-- START OF Rows --

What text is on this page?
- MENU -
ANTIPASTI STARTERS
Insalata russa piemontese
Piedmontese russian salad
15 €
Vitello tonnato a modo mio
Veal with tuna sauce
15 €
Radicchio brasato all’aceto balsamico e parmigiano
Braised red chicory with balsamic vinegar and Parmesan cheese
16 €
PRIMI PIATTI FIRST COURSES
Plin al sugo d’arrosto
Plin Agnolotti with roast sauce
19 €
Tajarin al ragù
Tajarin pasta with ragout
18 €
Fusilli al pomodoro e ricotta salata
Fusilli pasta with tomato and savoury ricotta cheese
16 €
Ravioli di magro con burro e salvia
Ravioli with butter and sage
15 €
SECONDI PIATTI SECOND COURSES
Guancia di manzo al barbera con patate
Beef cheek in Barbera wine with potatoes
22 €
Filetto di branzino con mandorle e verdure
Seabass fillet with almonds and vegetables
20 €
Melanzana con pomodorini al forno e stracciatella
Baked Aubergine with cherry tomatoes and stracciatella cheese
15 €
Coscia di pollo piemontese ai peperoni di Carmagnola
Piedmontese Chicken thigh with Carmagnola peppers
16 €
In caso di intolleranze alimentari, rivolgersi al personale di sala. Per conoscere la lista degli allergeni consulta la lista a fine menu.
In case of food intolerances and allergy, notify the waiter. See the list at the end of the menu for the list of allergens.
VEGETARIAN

-- END OF Rows --
-- START OF Rows --

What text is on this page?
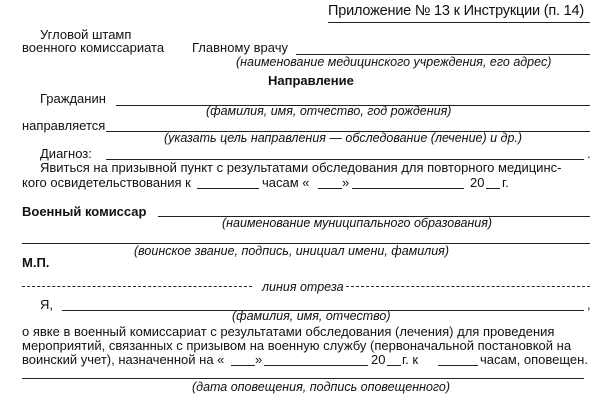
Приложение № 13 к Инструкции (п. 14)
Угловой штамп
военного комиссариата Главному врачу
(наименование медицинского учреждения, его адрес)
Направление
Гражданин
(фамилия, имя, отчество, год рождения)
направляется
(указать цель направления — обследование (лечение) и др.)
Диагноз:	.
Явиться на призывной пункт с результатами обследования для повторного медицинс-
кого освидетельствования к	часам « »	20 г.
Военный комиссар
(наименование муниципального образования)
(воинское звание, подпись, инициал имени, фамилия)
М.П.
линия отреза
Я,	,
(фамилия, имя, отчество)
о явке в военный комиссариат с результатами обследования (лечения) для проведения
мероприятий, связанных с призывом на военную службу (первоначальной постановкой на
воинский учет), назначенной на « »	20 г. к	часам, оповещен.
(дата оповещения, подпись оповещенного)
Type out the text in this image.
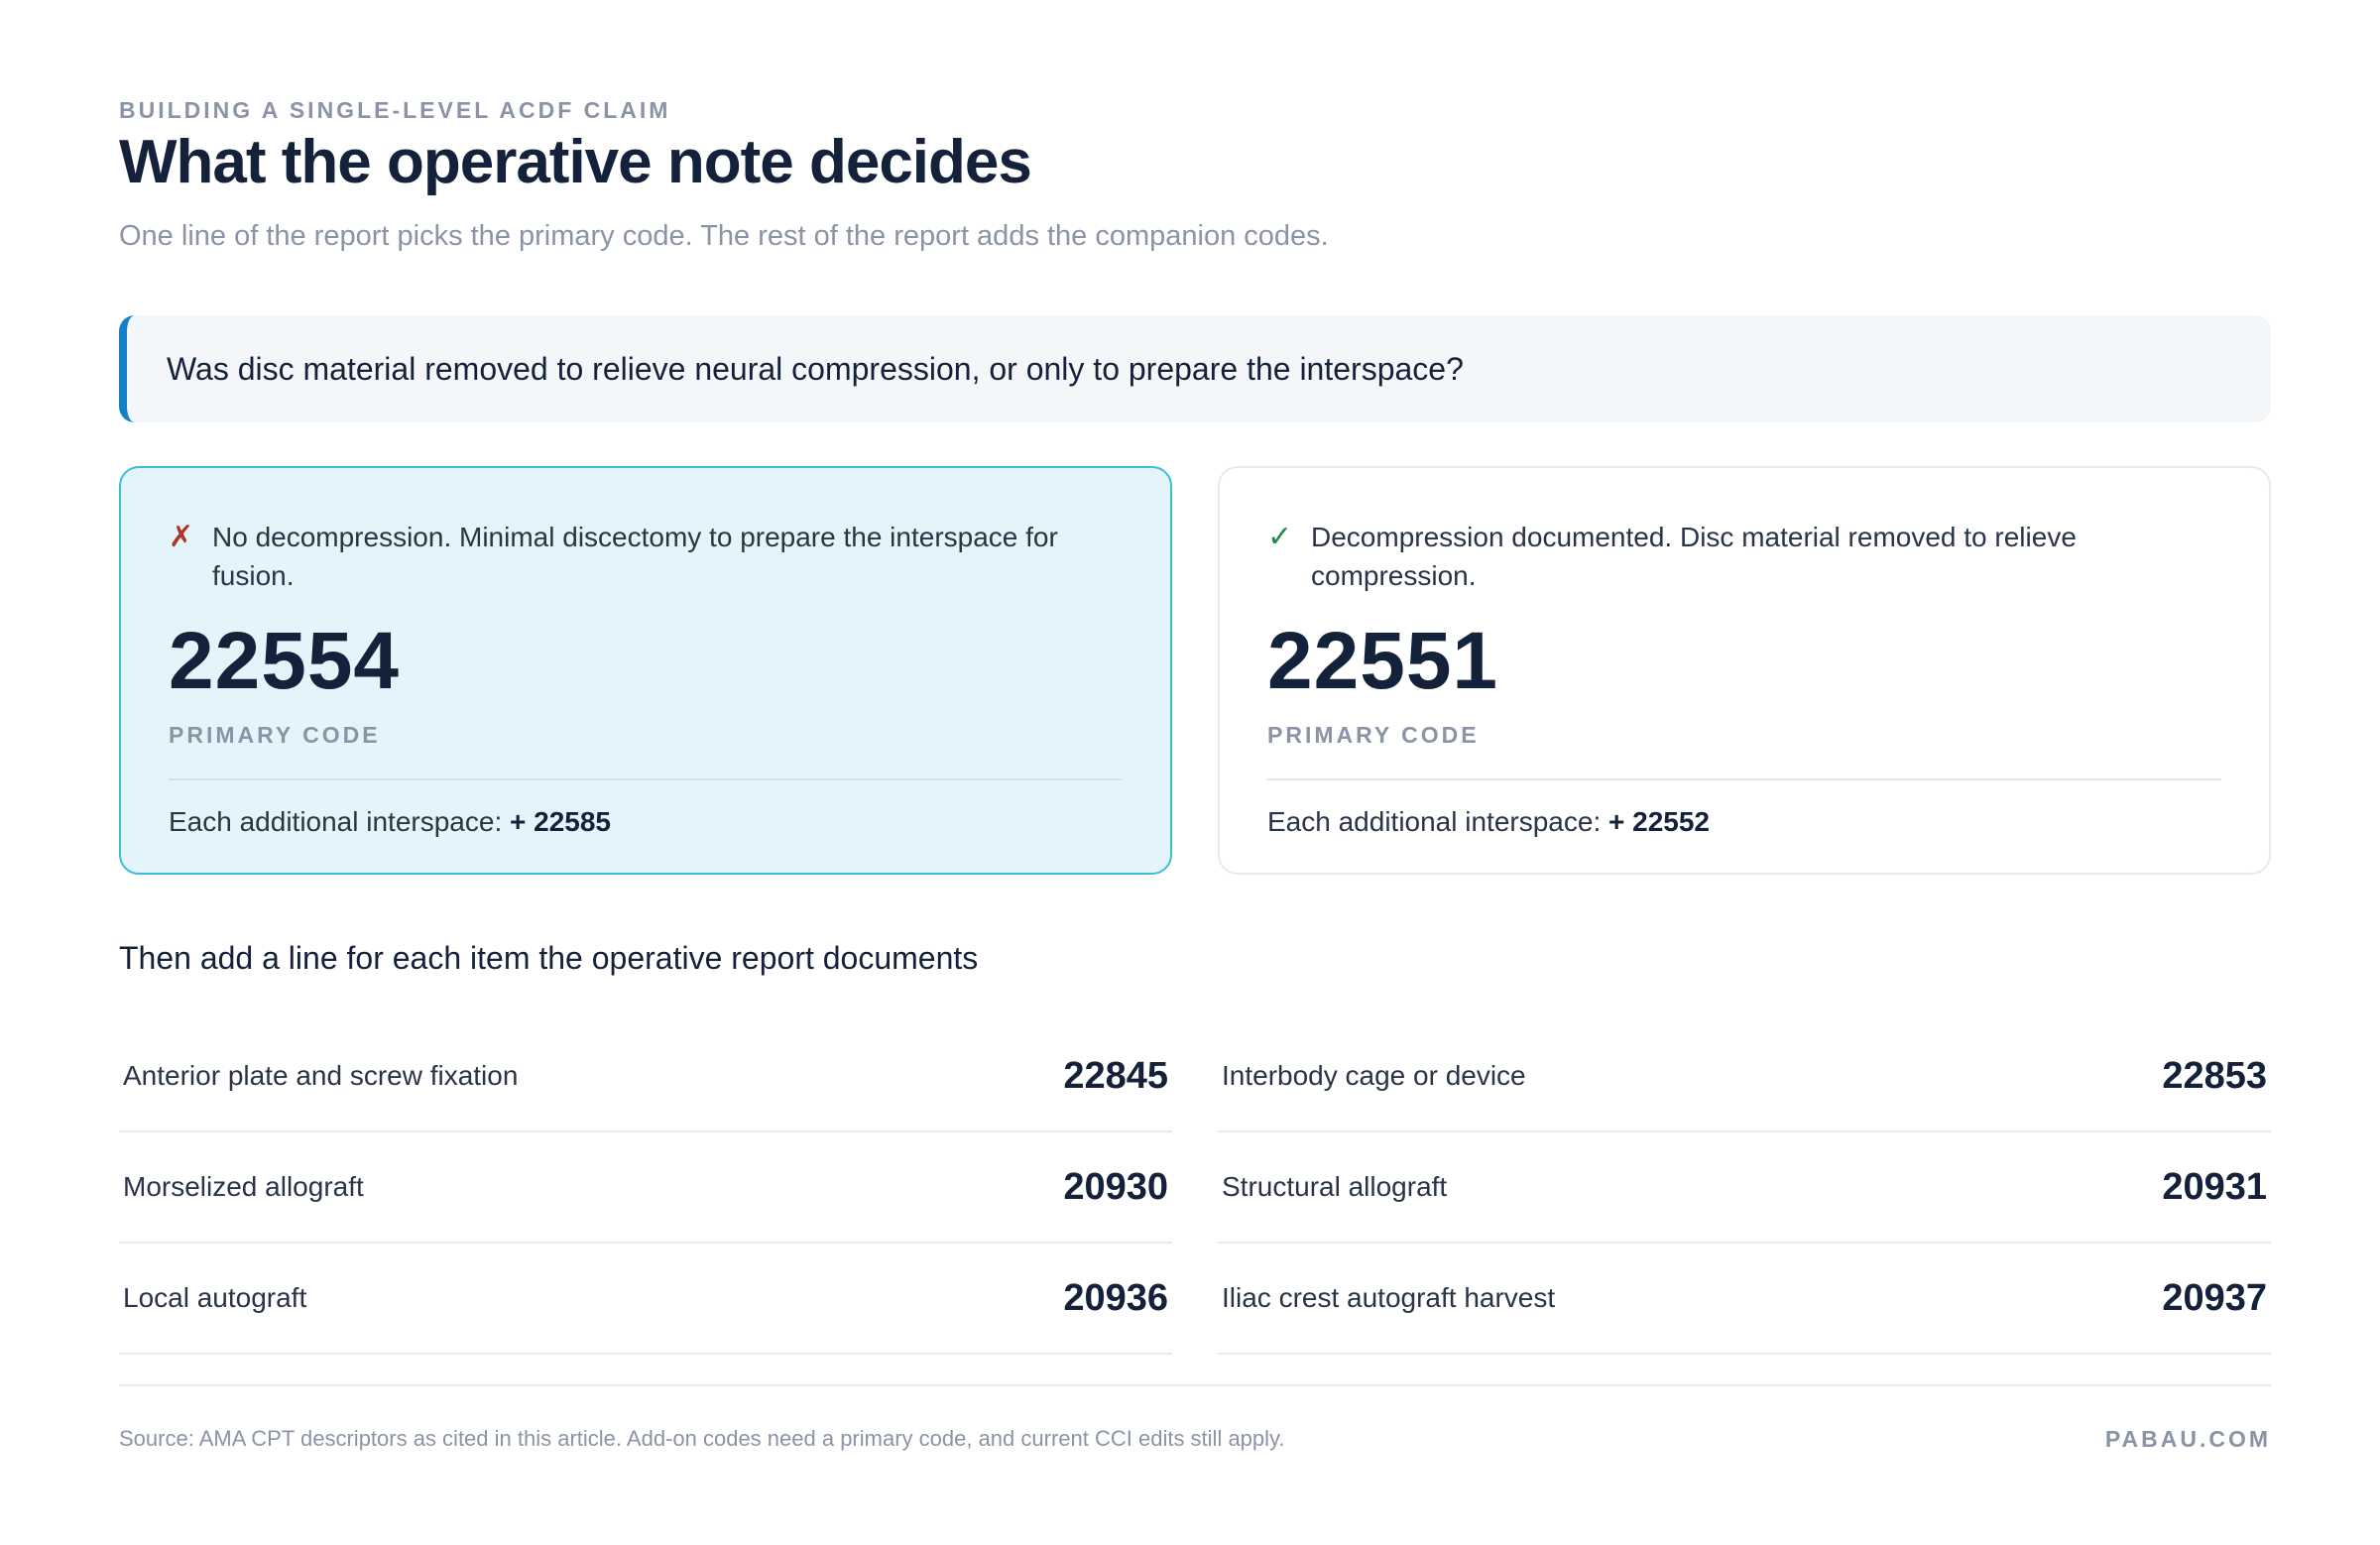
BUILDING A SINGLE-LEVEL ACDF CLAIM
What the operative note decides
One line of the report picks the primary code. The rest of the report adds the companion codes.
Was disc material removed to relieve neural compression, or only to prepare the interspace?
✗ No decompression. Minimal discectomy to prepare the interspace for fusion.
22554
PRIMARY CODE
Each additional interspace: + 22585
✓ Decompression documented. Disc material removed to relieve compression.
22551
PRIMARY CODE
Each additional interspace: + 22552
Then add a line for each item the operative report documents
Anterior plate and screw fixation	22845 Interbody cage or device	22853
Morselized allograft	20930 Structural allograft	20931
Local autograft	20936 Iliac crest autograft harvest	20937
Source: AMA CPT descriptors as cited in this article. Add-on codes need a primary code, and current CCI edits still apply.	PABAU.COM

-- END OF Rows --

Of the lines in the material above, state how many contain the string "stracciatella"; give no other text.

> [Full response]
2